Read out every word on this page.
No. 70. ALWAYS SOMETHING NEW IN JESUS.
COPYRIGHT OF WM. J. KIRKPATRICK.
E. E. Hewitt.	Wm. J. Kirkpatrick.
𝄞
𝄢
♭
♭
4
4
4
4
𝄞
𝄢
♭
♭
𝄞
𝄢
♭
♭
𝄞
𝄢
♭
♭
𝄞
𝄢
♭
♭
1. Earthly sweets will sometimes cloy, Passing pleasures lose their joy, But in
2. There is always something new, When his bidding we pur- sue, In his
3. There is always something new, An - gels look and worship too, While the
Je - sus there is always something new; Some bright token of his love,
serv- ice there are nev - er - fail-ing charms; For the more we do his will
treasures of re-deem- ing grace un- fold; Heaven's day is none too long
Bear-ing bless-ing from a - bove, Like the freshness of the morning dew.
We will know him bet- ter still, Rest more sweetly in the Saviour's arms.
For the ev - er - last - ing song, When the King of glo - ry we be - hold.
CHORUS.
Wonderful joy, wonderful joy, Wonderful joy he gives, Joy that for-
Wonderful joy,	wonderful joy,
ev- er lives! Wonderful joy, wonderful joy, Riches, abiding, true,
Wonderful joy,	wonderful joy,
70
===============
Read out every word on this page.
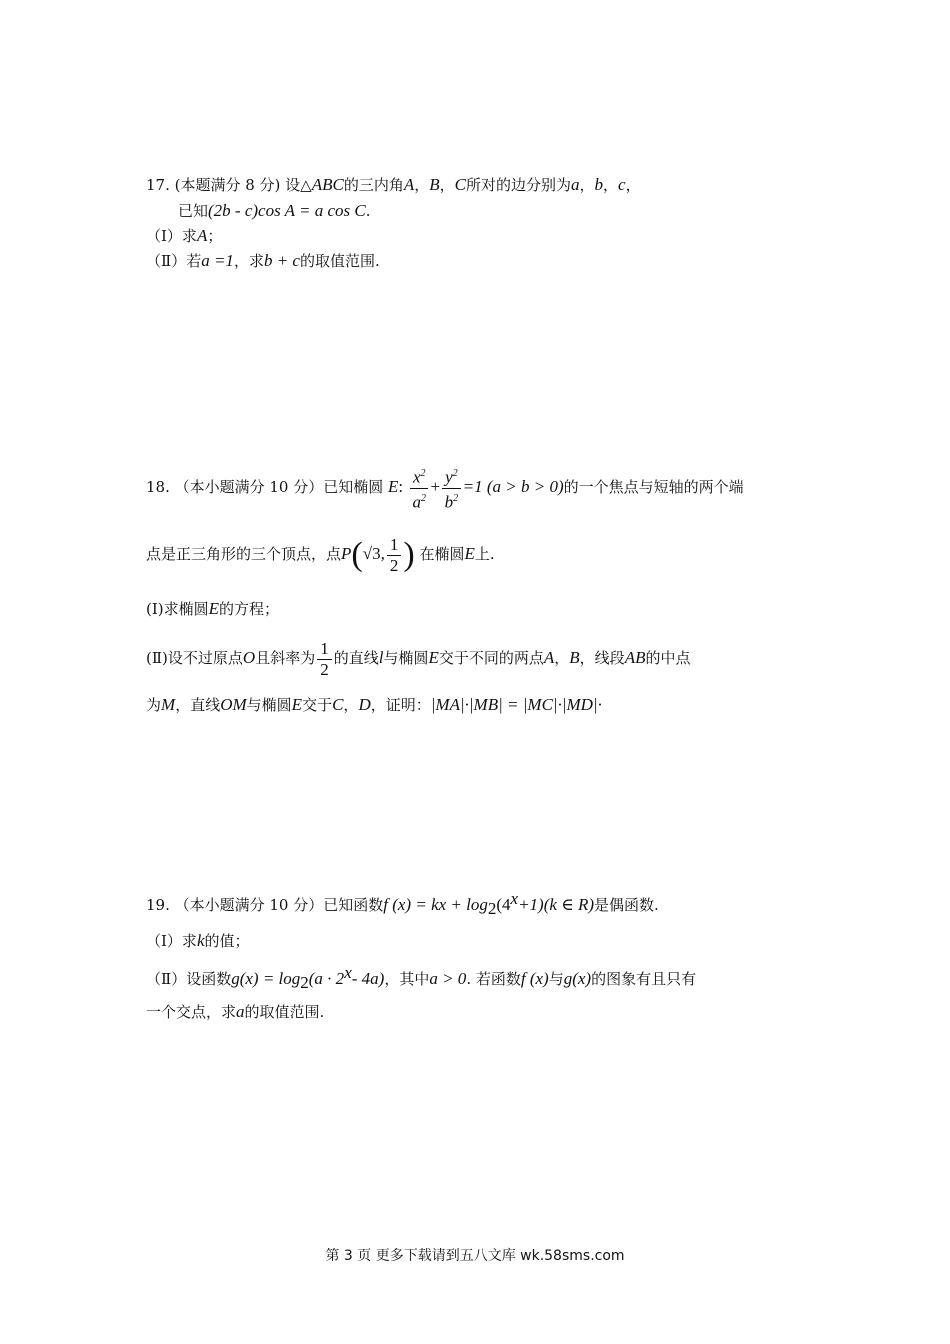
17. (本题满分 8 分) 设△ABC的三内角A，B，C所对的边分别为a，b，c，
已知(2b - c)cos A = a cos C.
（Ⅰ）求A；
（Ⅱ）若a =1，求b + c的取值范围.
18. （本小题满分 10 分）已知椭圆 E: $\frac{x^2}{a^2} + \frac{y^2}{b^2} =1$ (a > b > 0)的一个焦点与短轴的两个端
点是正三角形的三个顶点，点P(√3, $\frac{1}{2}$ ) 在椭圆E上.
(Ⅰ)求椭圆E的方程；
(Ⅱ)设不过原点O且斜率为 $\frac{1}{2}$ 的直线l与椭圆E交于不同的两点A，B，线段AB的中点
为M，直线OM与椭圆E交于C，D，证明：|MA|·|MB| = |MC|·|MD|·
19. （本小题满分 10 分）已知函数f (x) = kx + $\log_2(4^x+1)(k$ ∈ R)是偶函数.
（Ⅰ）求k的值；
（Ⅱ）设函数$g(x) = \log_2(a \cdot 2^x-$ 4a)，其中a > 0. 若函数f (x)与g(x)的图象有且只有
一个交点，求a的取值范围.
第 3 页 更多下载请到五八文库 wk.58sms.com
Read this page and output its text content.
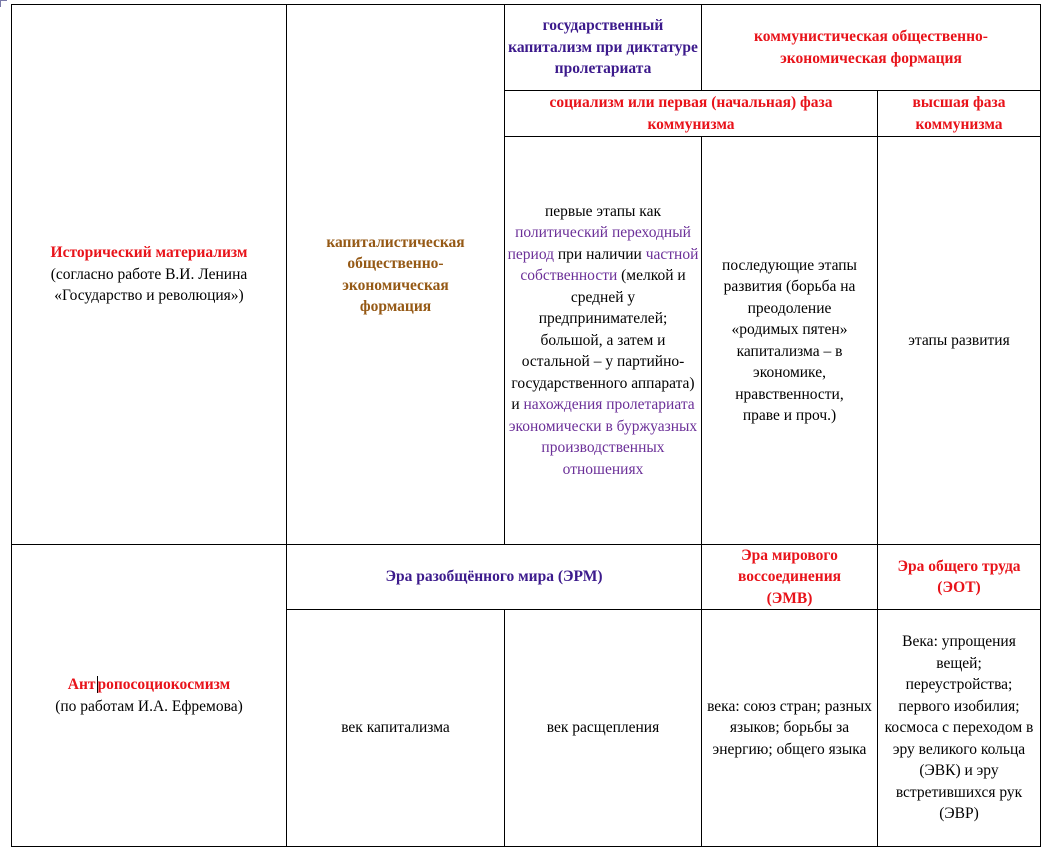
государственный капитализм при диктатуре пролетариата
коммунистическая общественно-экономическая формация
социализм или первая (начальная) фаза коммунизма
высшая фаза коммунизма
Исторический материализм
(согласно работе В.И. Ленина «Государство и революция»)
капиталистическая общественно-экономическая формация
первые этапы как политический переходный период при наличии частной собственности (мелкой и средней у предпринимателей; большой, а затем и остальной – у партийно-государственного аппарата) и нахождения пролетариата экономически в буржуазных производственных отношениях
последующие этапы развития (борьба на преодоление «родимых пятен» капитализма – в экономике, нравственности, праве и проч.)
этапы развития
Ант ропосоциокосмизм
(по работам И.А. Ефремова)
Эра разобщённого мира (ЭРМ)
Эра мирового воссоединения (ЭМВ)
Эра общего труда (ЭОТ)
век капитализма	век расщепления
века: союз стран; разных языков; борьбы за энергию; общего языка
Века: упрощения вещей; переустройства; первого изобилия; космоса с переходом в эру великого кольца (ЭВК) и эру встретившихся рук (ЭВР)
===============
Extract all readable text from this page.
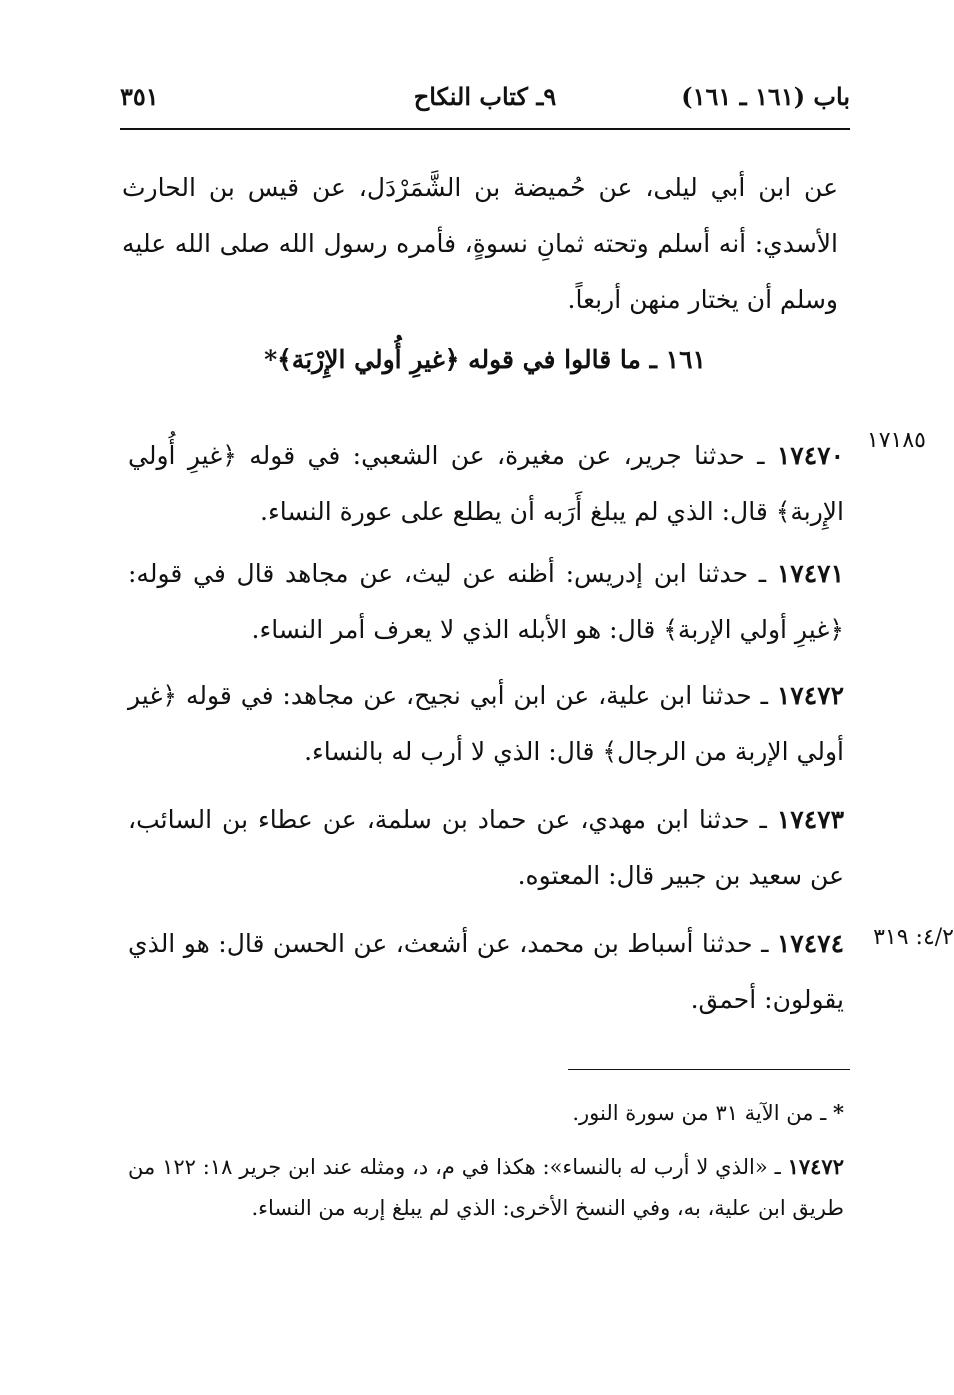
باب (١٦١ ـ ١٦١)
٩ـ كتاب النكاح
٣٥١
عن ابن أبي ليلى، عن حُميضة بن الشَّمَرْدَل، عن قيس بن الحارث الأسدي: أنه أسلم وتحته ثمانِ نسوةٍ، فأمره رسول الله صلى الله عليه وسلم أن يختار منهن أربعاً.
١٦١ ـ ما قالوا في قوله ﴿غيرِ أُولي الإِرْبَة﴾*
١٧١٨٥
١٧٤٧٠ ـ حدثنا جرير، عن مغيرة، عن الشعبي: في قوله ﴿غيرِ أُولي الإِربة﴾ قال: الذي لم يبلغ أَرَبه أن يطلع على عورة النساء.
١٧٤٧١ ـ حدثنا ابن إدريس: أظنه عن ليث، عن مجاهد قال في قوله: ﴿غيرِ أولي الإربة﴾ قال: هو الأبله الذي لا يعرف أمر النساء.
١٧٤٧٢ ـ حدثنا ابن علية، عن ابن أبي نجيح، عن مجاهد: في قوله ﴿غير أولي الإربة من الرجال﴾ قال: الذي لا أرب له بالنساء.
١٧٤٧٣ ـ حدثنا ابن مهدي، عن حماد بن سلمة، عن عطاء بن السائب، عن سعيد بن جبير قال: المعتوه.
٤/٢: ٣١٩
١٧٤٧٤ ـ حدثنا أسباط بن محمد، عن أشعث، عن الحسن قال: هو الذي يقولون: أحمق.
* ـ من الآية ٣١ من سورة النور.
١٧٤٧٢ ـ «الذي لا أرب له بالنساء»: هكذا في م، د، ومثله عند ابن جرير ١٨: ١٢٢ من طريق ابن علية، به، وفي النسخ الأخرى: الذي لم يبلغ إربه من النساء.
===============
*Task prompt*
From the listing above, copy every line that includes the word "text".

*Task response*
Read this page and output its text content.
Extract all readable text from this page.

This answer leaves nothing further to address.